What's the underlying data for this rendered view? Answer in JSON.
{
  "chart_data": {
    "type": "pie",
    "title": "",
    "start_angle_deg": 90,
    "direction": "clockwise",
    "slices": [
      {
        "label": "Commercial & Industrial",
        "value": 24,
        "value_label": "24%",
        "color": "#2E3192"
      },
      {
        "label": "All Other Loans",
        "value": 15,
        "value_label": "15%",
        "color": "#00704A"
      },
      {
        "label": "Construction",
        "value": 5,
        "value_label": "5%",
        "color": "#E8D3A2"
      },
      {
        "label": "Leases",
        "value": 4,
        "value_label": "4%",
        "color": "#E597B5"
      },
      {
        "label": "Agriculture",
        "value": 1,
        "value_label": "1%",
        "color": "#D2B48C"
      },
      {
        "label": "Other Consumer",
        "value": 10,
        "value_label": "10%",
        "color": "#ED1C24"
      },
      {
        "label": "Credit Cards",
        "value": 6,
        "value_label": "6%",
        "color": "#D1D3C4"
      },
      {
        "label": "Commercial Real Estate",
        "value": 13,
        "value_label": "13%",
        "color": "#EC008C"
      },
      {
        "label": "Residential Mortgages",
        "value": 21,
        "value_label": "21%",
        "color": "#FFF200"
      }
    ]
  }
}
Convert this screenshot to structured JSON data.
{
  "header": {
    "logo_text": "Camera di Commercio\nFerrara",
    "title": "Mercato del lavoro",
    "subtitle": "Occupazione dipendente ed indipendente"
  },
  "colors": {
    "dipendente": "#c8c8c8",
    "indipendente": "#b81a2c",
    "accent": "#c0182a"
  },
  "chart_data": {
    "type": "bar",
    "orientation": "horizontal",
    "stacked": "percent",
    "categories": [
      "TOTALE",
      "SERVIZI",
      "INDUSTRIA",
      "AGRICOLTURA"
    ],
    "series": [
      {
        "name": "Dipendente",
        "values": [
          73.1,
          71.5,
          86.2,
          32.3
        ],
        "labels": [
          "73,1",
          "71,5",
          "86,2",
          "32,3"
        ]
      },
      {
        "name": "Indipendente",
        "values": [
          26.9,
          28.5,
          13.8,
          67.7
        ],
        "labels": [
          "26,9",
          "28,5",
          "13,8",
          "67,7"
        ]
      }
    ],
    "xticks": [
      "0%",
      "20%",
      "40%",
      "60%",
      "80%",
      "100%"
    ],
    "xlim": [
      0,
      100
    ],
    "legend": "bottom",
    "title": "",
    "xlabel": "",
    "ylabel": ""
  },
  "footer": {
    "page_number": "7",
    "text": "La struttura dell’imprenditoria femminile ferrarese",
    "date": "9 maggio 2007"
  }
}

▸ Work to be completed: Send back exactly the lines from the line with "Convert this screenshot" through the end of the records.

▸ Task output:
Convert this screenshot to structured JSON data.
{
  "header": {
    "logo_text": "Camera di Commercio\nFerrara",
    "title": "Mercato del lavoro",
    "subtitle": "Occupazione dipendente ed indipendente"
  },
  "colors": {
    "dipendente": "#c8c8c8",
    "indipendente": "#b81a2c",
    "accent": "#c0182a"
  },
  "chart_data": {
    "type": "bar",
    "orientation": "horizontal",
    "stacked": "percent",
    "categories": [
      "TOTALE",
      "SERVIZI",
      "INDUSTRIA",
      "AGRICOLTURA"
    ],
    "series": [
      {
        "name": "Dipendente",
        "values": [
          73.1,
          71.5,
          86.2,
          32.3
        ],
        "labels": [
          "73,1",
          "71,5",
          "86,2",
          "32,3"
        ]
      },
      {
        "name": "Indipendente",
        "values": [
          26.9,
          28.5,
          13.8,
          67.7
        ],
        "labels": [
          "26,9",
          "28,5",
          "13,8",
          "67,7"
        ]
      }
    ],
    "xticks": [
      "0%",
      "20%",
      "40%",
      "60%",
      "80%",
      "100%"
    ],
    "xlim": [
      0,
      100
    ],
    "legend": "bottom",
    "title": "",
    "xlabel": "",
    "ylabel": ""
  },
  "footer": {
    "page_number": "7",
    "text": "La struttura dell’imprenditoria femminile ferrarese",
    "date": "9 maggio 2007"
  }
}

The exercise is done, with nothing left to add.